- [Exercise objective] Collect every line in the records below that contains the word "Persons".

- [Data for this exercise]
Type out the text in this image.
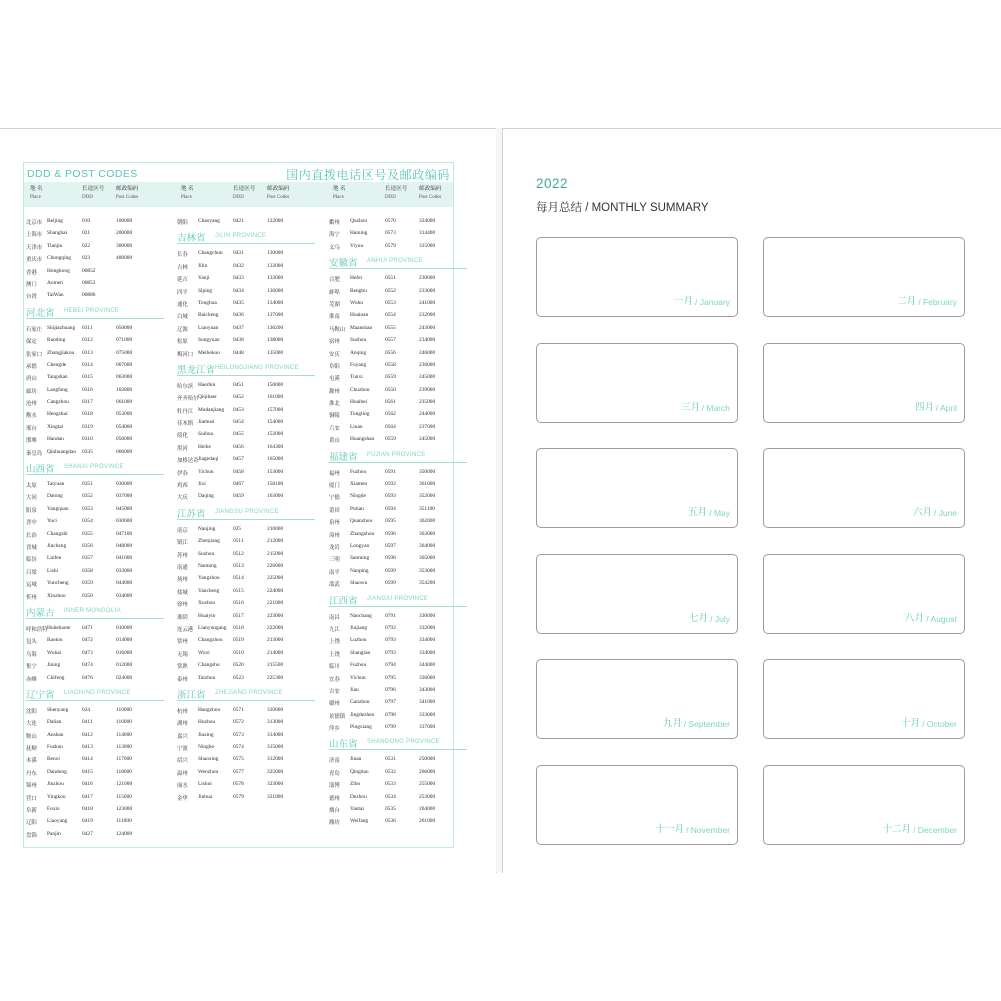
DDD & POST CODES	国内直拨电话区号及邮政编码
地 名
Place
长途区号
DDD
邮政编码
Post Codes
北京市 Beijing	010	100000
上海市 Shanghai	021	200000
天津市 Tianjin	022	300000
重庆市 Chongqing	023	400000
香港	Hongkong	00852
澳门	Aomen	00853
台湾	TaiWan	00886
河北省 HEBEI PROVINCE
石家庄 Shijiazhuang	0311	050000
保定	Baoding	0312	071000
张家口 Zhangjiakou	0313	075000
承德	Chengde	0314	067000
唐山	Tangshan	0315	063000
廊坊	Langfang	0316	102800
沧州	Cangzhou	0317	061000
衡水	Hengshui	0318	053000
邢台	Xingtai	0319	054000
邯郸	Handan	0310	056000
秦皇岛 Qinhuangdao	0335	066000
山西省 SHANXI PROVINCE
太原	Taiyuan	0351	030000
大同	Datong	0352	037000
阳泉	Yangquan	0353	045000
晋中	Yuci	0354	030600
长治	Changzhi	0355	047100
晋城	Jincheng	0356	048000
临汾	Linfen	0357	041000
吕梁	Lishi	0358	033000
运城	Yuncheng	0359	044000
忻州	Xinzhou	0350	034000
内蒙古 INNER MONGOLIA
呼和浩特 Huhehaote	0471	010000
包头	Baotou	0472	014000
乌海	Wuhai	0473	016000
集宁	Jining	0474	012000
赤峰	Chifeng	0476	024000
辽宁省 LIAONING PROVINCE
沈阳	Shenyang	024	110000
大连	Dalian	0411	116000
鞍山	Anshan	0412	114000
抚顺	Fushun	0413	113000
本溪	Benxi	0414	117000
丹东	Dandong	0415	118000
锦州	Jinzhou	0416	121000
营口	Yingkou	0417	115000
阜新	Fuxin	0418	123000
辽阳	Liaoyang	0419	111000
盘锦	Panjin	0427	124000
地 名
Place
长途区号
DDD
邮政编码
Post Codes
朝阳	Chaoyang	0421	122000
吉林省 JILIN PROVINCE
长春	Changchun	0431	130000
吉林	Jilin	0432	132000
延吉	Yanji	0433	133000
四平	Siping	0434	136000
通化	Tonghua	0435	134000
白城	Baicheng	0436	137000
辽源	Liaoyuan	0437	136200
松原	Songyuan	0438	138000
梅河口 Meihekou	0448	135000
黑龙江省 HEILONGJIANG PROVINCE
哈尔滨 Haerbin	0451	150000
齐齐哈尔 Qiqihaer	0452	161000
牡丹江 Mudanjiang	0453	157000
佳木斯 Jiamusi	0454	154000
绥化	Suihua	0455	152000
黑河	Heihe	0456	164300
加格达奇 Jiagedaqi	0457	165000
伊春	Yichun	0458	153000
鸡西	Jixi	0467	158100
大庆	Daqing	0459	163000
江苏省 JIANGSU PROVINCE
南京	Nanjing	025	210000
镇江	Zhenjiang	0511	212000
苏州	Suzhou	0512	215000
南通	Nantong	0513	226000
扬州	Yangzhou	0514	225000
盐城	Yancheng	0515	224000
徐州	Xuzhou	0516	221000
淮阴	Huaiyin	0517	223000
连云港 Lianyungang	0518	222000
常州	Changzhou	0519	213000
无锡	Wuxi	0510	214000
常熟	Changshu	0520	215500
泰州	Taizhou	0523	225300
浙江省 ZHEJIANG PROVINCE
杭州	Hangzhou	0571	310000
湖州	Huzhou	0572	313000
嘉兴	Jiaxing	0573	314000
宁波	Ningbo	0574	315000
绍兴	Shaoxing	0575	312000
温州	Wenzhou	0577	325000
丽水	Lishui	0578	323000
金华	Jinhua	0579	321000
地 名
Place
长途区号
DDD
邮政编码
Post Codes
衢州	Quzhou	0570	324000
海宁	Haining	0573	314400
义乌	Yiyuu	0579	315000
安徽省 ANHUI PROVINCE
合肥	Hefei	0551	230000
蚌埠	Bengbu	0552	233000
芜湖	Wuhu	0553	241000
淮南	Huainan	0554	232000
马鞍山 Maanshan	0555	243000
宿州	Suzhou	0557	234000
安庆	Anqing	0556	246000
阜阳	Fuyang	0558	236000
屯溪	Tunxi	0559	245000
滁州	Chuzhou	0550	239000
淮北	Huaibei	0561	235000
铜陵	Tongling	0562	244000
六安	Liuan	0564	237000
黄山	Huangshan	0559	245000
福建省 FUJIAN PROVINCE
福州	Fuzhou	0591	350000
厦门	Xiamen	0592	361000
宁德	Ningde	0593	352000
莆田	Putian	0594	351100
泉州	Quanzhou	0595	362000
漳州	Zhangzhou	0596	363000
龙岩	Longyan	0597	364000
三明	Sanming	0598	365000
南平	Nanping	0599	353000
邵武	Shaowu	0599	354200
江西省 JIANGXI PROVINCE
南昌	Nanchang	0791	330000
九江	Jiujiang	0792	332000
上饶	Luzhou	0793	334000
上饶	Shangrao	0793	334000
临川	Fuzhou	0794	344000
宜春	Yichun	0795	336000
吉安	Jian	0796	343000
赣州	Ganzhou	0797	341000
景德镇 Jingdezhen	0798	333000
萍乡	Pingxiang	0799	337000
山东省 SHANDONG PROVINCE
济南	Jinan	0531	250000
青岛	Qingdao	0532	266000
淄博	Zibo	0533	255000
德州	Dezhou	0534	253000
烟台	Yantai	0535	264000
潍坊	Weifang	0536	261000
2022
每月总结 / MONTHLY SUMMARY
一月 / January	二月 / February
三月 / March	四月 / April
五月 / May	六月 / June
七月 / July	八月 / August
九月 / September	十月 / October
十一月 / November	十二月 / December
---
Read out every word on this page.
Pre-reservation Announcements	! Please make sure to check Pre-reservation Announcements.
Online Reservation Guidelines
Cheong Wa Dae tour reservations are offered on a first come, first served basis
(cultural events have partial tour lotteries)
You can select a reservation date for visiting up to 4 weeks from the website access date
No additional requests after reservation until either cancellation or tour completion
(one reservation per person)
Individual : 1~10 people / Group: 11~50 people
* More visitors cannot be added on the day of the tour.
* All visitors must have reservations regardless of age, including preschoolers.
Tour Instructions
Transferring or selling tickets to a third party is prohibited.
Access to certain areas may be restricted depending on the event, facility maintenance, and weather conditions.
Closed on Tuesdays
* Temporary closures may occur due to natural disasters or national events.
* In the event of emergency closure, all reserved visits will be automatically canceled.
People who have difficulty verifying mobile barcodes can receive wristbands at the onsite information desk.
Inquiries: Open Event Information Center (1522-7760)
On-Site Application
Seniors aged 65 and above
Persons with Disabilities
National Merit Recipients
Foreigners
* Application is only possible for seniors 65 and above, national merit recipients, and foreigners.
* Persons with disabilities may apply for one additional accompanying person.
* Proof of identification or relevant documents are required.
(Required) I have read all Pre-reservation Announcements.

- [Solved problem]
Persons with Disabilities
* Persons with disabilities may apply for one additional accompanying person.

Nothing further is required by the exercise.